# Instructions for the task:
In the records below, pick out all lines containing the word "include".

# Data listing:
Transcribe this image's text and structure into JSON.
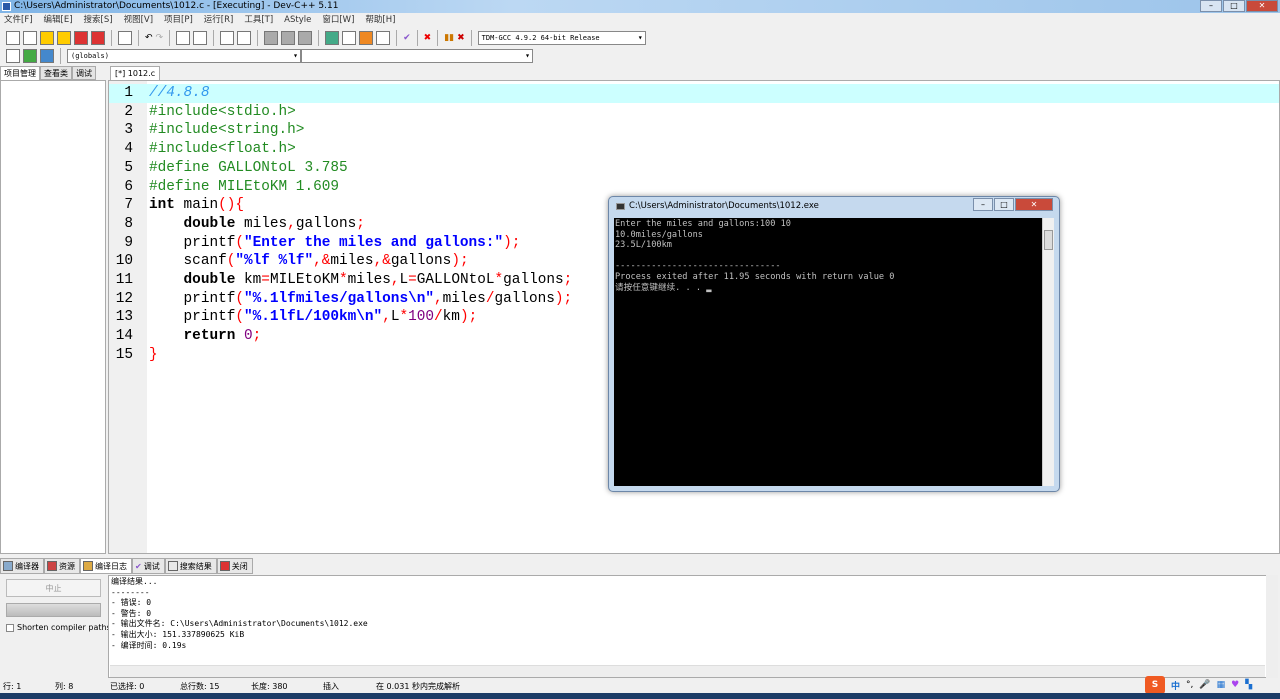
{
  "window": {
    "title": "C:\\Users\\Administrator\\Documents\\1012.c - [Executing] - Dev-C++ 5.11"
  },
  "menu": [
    "文件[F]",
    "编辑[E]",
    "搜索[S]",
    "视图[V]",
    "项目[P]",
    "运行[R]",
    "工具[T]",
    "AStyle",
    "窗口[W]",
    "帮助[H]"
  ],
  "toolbar": {
    "compiler": "TDM-GCC 4.9.2 64-bit Release",
    "scope": "(globals)",
    "symbol": ""
  },
  "left_tabs": [
    "项目管理",
    "查看类",
    "调试"
  ],
  "editor": {
    "tab": "[*] 1012.c",
    "lines": [
      [
        [
          "cm",
          "//4.8.8"
        ]
      ],
      [
        [
          "pp",
          "#include<stdio.h>"
        ]
      ],
      [
        [
          "pp",
          "#include<string.h>"
        ]
      ],
      [
        [
          "pp",
          "#include<float.h>"
        ]
      ],
      [
        [
          "pp",
          "#define GALLONtoL 3.785"
        ]
      ],
      [
        [
          "pp",
          "#define MILEtoKM 1.609"
        ]
      ],
      [
        [
          "kw",
          "int"
        ],
        [
          "id",
          " main"
        ],
        [
          "sy",
          "(){"
        ]
      ],
      [
        [
          "id",
          "    "
        ],
        [
          "kw",
          "double"
        ],
        [
          "id",
          " miles"
        ],
        [
          "sy",
          ","
        ],
        [
          "id",
          "gallons"
        ],
        [
          "sy",
          ";"
        ]
      ],
      [
        [
          "id",
          "    printf"
        ],
        [
          "sy",
          "("
        ],
        [
          "st",
          "\"Enter the miles and gallons:\""
        ],
        [
          "sy",
          ");"
        ]
      ],
      [
        [
          "id",
          "    scanf"
        ],
        [
          "sy",
          "("
        ],
        [
          "st",
          "\"%lf %lf\""
        ],
        [
          "sy",
          ",&"
        ],
        [
          "id",
          "miles"
        ],
        [
          "sy",
          ",&"
        ],
        [
          "id",
          "gallons"
        ],
        [
          "sy",
          ");"
        ]
      ],
      [
        [
          "id",
          "    "
        ],
        [
          "kw",
          "double"
        ],
        [
          "id",
          " km"
        ],
        [
          "sy",
          "="
        ],
        [
          "id",
          "MILEtoKM"
        ],
        [
          "sy",
          "*"
        ],
        [
          "id",
          "miles"
        ],
        [
          "sy",
          ","
        ],
        [
          "id",
          "L"
        ],
        [
          "sy",
          "="
        ],
        [
          "id",
          "GALLONtoL"
        ],
        [
          "sy",
          "*"
        ],
        [
          "id",
          "gallons"
        ],
        [
          "sy",
          ";"
        ]
      ],
      [
        [
          "id",
          "    printf"
        ],
        [
          "sy",
          "("
        ],
        [
          "st",
          "\"%.1lfmiles/gallons\\n\""
        ],
        [
          "sy",
          ","
        ],
        [
          "id",
          "miles"
        ],
        [
          "sy",
          "/"
        ],
        [
          "id",
          "gallons"
        ],
        [
          "sy",
          ");"
        ]
      ],
      [
        [
          "id",
          "    printf"
        ],
        [
          "sy",
          "("
        ],
        [
          "st",
          "\"%.1lfL/100km\\n\""
        ],
        [
          "sy",
          ","
        ],
        [
          "id",
          "L"
        ],
        [
          "sy",
          "*"
        ],
        [
          "nm",
          "100"
        ],
        [
          "sy",
          "/"
        ],
        [
          "id",
          "km"
        ],
        [
          "sy",
          ");"
        ]
      ],
      [
        [
          "id",
          "    "
        ],
        [
          "kw",
          "return"
        ],
        [
          "id",
          " "
        ],
        [
          "nm",
          "0"
        ],
        [
          "sy",
          ";"
        ]
      ],
      [
        [
          "sy",
          "}"
        ]
      ]
    ]
  },
  "console": {
    "title": "C:\\Users\\Administrator\\Documents\\1012.exe",
    "output": "Enter the miles and gallons:100 10\n10.0miles/gallons\n23.5L/100km\n\n--------------------------------\nProcess exited after 11.95 seconds with return value 0\n请按任意键继续. . . ▂"
  },
  "bottom_tabs": [
    "编译器",
    "资源",
    "编译日志",
    "调试",
    "搜索结果",
    "关闭"
  ],
  "bottom": {
    "stop": "中止",
    "shorten": "Shorten compiler paths",
    "log": "编译结果...\n--------\n- 错误: 0\n- 警告: 0\n- 输出文件名: C:\\Users\\Administrator\\Documents\\1012.exe\n- 输出大小: 151.337890625 KiB\n- 编译时间: 0.19s"
  },
  "status": {
    "row": "行:   1",
    "col": "列:   8",
    "sel": "已选择:   0",
    "total": "总行数:   15",
    "len": "长度:   380",
    "mode": "插入",
    "parse": "在 0.031 秒内完成解析"
  },
  "tray": {
    "ime": "S",
    "lang": "中"
  }
}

# Finished exercise:
          "#include<stdio.h>"
          "#include<string.h>"
          "#include<float.h>"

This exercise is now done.